Direction :: Copy out all lines carrying the word "плавать".

(Saved entries)

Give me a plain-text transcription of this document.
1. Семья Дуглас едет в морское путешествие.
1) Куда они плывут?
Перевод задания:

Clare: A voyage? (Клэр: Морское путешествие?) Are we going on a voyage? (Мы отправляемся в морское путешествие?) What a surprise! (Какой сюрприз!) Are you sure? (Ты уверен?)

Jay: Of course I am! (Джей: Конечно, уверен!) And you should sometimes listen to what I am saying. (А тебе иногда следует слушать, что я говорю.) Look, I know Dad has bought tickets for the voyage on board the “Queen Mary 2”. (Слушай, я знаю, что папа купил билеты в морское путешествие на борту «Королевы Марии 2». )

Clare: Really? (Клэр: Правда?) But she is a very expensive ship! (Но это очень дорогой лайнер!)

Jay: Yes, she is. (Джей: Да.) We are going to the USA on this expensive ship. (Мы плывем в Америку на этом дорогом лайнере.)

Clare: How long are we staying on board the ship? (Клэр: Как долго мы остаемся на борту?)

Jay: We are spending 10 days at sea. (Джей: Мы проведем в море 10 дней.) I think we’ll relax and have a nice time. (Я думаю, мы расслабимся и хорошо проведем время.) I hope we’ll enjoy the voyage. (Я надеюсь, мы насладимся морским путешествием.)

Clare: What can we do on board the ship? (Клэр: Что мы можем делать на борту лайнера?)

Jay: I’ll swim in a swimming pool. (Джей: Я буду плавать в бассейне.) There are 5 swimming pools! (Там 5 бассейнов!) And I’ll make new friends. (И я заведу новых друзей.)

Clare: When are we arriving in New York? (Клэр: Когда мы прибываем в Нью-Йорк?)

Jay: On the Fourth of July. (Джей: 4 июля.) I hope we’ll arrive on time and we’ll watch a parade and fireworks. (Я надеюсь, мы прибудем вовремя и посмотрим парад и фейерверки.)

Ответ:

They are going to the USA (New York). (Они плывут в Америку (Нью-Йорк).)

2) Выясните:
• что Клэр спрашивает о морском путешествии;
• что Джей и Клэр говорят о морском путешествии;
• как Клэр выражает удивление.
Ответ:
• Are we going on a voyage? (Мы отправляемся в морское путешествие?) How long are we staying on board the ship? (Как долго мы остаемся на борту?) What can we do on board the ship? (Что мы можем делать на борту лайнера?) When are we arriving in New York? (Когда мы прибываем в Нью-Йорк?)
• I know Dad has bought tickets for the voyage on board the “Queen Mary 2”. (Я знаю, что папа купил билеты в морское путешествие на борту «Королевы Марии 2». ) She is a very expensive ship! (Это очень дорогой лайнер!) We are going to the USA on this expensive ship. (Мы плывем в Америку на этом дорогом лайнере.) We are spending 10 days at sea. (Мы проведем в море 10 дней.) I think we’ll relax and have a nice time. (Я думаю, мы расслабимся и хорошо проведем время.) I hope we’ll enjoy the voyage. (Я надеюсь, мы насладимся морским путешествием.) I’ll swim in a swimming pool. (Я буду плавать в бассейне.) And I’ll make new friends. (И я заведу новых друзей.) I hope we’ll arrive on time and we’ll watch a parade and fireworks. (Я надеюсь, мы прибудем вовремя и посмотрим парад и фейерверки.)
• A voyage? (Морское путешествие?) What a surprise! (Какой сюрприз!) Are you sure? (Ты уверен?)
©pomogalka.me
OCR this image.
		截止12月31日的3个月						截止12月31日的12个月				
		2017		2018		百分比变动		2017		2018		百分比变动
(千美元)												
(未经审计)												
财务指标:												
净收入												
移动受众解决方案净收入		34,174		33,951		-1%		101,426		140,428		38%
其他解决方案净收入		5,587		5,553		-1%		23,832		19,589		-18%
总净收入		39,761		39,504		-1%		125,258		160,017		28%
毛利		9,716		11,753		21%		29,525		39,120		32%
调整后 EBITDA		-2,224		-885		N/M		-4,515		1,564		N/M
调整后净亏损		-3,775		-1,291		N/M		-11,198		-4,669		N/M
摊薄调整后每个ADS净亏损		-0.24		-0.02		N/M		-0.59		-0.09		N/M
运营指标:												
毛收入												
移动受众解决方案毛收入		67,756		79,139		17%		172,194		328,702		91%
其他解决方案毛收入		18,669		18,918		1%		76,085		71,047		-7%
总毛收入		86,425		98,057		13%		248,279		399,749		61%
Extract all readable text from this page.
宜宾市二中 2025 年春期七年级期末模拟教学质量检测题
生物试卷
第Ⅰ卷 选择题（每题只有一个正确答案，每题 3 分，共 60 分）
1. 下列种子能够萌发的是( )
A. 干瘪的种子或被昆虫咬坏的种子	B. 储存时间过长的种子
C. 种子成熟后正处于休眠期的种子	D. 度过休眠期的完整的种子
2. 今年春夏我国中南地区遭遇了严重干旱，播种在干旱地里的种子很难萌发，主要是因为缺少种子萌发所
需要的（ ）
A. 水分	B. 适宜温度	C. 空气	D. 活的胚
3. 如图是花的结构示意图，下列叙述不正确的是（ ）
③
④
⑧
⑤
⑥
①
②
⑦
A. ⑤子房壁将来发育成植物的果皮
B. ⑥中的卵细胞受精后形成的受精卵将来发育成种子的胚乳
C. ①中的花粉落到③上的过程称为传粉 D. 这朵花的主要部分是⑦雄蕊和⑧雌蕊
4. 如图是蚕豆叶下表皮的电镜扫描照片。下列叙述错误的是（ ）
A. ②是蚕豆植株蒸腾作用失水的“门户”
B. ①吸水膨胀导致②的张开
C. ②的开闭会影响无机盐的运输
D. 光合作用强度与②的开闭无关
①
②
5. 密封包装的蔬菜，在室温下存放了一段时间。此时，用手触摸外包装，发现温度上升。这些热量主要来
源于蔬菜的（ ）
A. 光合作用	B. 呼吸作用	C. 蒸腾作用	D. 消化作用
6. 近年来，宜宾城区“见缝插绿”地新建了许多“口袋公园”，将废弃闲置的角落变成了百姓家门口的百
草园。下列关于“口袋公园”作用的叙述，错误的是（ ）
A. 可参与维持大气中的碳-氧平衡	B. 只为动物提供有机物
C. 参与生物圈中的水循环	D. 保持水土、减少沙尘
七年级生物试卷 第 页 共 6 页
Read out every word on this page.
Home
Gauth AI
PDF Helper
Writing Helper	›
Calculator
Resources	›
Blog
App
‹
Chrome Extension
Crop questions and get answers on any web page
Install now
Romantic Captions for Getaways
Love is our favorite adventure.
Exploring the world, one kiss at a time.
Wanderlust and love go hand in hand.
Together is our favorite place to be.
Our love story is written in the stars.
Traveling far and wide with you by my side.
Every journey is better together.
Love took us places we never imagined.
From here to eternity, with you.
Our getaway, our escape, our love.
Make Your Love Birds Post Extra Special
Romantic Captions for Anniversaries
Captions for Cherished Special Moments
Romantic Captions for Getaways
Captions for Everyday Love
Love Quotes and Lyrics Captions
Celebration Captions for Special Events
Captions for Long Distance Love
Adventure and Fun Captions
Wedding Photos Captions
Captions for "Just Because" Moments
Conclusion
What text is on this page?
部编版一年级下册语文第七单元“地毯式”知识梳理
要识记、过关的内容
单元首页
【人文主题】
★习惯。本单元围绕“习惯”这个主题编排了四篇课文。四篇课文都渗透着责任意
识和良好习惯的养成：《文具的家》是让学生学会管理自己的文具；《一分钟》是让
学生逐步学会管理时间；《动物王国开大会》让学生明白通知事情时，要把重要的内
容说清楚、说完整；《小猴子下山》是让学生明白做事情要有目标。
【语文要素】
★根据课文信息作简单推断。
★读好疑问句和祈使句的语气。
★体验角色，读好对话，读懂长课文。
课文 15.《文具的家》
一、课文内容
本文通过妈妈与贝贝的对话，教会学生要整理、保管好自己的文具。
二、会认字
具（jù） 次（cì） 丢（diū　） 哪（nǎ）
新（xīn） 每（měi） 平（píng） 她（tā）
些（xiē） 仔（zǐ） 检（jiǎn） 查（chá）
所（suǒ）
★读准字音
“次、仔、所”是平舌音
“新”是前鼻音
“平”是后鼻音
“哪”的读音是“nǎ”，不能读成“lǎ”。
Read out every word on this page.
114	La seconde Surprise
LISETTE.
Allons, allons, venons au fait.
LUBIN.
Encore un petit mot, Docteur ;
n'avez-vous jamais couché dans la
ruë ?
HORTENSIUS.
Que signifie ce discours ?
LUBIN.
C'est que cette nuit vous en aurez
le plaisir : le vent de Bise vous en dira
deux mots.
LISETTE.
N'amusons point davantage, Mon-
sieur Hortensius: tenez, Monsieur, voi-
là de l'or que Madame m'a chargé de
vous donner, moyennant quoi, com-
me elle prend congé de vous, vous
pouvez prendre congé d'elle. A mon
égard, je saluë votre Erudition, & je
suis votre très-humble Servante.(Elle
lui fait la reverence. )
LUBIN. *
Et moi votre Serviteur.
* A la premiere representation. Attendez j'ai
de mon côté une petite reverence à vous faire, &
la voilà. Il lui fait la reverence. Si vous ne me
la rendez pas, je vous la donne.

Result of this task ::
Jay: I’ll swim in a swimming pool. (Джей: Я буду плавать в бассейне.) There are 5 swimming pools! (Там 5 бассейнов!) And I’ll make new friends. (И я заведу новых друзей.)
• I know Dad has bought tickets for the voyage on board the “Queen Mary 2”. (Я знаю, что папа купил билеты в морское путешествие на борту «Королевы Марии 2». ) She is a very expensive ship! (Это очень дорогой лайнер!) We are going to the USA on this expensive ship. (Мы плывем в Америку на этом дорогом лайнере.) We are spending 10 days at sea. (Мы проведем в море 10 дней.) I think we’ll relax and have a nice time. (Я думаю, мы расслабимся и хорошо проведем время.) I hope we’ll enjoy the voyage. (Я надеюсь, мы насладимся морским путешествием.) I’ll swim in a swimming pool. (Я буду плавать в бассейне.) And I’ll make new friends. (И я заведу новых друзей.) I hope we’ll arrive on time and we’ll watch a parade and fireworks. (Я надеюсь, мы прибудем вовремя и посмотрим парад и фейерверки.)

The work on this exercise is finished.